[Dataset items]
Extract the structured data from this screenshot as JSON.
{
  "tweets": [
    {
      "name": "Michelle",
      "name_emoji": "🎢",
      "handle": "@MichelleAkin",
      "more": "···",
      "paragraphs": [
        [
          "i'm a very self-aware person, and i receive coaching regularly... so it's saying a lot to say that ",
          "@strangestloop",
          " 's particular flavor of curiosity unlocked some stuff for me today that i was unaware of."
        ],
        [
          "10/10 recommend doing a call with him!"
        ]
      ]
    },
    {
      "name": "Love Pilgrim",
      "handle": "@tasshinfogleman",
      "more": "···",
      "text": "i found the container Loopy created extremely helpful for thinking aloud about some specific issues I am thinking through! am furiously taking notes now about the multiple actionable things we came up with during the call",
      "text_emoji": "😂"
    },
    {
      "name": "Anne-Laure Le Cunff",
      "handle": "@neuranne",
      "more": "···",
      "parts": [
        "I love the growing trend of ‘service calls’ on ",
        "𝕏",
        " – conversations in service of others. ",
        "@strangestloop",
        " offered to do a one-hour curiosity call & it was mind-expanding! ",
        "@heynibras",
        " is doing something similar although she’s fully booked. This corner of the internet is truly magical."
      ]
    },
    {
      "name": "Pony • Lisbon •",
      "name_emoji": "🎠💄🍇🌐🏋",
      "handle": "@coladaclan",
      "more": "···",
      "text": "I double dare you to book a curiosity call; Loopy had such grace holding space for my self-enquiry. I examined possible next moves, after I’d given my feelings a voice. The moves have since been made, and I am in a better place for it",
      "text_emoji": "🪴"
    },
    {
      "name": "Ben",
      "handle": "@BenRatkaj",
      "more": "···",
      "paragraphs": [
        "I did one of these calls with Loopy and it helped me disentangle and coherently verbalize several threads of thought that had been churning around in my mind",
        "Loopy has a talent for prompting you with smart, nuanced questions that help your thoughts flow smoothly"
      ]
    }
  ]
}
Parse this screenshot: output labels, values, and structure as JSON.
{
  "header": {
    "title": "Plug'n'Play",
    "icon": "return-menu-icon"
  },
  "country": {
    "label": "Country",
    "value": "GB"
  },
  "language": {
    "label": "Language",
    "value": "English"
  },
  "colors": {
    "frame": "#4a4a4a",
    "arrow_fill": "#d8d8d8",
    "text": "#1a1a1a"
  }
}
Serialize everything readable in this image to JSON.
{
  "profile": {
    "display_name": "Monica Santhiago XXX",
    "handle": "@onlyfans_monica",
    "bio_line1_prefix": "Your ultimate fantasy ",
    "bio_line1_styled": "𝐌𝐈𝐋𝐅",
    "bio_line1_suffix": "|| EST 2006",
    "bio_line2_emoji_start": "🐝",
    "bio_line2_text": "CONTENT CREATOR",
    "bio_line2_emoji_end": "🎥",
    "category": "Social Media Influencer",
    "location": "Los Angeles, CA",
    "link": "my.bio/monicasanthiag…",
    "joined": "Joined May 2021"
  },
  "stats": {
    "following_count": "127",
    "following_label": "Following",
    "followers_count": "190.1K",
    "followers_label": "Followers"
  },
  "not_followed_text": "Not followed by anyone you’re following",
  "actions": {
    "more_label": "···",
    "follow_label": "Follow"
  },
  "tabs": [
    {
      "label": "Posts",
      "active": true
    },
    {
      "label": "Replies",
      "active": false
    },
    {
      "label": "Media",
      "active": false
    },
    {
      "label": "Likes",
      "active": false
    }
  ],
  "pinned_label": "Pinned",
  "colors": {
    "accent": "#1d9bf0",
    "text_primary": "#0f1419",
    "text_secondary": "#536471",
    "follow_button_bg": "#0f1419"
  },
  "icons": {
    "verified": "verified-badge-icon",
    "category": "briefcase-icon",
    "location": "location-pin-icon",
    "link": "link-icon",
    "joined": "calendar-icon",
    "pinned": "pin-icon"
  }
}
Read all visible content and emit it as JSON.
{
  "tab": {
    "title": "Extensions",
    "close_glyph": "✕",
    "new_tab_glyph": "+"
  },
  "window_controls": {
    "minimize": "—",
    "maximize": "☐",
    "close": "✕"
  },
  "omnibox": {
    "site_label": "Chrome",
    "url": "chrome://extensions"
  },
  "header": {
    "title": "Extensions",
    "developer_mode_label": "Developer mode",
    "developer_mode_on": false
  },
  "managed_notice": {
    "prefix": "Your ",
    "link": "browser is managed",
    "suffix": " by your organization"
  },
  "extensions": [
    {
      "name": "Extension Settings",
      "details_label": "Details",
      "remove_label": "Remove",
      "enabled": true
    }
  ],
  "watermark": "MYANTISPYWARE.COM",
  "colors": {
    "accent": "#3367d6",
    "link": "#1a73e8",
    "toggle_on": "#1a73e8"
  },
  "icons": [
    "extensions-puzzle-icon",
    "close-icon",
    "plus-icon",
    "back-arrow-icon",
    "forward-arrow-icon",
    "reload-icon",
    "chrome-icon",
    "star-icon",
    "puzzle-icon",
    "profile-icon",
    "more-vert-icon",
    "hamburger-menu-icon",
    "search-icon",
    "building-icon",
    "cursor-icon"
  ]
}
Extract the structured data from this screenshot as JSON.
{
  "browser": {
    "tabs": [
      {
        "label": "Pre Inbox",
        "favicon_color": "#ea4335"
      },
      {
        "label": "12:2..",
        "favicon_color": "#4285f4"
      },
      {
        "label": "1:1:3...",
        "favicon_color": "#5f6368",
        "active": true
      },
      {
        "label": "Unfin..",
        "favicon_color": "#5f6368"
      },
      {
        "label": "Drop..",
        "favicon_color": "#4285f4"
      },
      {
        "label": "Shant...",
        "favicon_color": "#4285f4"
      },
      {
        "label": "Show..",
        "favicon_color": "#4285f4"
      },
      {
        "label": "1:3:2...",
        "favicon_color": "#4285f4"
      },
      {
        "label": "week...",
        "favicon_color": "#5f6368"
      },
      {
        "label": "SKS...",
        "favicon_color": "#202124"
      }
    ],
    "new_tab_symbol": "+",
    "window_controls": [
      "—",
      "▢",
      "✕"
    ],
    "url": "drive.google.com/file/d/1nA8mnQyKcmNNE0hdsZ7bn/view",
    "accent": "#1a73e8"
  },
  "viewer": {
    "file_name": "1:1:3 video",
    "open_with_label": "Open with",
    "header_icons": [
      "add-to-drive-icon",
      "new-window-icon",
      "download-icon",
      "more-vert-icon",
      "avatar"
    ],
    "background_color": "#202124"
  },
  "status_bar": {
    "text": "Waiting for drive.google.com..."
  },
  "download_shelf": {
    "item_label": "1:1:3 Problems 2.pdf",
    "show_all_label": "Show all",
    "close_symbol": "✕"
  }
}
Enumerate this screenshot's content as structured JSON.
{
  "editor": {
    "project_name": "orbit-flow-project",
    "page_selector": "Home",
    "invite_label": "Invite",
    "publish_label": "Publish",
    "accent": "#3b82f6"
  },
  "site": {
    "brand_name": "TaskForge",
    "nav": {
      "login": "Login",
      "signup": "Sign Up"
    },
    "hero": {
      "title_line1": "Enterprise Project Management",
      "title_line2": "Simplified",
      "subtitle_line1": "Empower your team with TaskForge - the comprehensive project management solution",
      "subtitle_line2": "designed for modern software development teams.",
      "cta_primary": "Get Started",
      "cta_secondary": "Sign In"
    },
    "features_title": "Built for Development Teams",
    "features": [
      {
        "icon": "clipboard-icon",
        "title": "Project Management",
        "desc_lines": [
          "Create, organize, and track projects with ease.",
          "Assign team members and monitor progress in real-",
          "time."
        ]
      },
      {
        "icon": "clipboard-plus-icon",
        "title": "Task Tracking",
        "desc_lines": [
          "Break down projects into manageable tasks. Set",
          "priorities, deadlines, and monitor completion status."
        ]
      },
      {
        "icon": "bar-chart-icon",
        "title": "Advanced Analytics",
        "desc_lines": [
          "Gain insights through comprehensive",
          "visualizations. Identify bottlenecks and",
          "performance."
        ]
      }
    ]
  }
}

■ **Objective**:
Read the entries and select each line where the word "been" is found.

■ **Response**:
      "text": "I double dare you to book a curiosity call; Loopy had such grace holding space for my self-enquiry. I examined possible next moves, after I’d given my feelings a voice. The moves have since been made, and I am in a better place for it",
        "I did one of these calls with Loopy and it helped me disentangle and coherently verbalize several threads of thought that had been churning around in my mind",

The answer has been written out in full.